Copy out all lines that carry the word "JSON".

━━ Records provided

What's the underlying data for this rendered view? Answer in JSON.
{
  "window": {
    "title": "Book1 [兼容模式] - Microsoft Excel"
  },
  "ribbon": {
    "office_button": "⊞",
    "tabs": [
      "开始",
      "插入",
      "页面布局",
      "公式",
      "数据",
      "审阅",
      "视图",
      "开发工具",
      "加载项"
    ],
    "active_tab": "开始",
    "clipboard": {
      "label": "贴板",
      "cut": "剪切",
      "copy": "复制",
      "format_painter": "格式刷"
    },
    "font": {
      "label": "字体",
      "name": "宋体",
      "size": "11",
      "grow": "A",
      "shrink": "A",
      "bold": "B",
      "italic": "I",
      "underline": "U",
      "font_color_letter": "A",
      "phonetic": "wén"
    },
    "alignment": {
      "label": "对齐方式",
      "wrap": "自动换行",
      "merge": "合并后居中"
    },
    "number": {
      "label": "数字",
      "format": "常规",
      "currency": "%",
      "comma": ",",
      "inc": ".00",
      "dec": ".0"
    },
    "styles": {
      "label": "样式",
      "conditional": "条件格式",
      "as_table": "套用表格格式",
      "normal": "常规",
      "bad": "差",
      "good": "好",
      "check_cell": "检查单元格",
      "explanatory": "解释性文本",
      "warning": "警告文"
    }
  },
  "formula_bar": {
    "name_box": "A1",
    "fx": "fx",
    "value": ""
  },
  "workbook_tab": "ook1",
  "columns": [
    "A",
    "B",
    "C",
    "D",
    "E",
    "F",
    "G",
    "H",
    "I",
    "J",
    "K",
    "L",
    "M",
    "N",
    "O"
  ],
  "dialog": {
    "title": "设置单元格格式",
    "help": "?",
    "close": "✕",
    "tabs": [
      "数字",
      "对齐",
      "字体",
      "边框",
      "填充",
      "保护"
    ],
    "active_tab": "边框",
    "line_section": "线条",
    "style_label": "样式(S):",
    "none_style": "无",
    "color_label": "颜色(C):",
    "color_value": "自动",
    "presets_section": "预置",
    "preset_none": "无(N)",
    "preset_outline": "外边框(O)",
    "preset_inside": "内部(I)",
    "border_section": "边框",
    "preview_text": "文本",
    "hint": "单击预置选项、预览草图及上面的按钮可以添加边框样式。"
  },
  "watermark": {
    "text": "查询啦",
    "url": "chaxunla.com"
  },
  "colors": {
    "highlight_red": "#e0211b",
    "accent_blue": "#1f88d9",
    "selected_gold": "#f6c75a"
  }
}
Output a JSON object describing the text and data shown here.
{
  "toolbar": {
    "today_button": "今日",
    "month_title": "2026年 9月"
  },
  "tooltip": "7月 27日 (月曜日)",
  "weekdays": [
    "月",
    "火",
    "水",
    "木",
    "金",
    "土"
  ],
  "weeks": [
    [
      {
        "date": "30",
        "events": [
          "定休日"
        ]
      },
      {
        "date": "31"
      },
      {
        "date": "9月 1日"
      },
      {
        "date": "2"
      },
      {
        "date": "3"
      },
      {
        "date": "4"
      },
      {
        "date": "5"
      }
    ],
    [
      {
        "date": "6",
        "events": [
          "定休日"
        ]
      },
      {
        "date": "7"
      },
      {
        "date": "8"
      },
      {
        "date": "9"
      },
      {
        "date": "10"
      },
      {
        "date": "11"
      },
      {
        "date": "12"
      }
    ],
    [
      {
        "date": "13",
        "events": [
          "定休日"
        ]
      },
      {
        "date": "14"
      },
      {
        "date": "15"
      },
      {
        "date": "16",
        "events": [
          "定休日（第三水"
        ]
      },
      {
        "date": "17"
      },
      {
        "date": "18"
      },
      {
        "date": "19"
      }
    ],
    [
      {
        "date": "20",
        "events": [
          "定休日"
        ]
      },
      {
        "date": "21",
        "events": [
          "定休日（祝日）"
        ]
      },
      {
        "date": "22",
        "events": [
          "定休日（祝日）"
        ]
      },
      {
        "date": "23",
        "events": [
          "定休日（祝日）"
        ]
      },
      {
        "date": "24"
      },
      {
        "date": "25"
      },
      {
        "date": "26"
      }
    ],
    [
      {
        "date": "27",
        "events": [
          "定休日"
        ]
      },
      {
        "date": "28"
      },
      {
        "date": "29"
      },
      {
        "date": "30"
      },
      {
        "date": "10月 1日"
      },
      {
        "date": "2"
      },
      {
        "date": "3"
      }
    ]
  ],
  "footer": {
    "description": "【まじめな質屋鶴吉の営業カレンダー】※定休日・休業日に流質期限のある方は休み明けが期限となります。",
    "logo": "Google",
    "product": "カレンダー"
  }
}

━━━━

Response to this exercise:
What's the underlying data for this rendered view? Answer in JSON.
Output a JSON object describing the text and data shown here.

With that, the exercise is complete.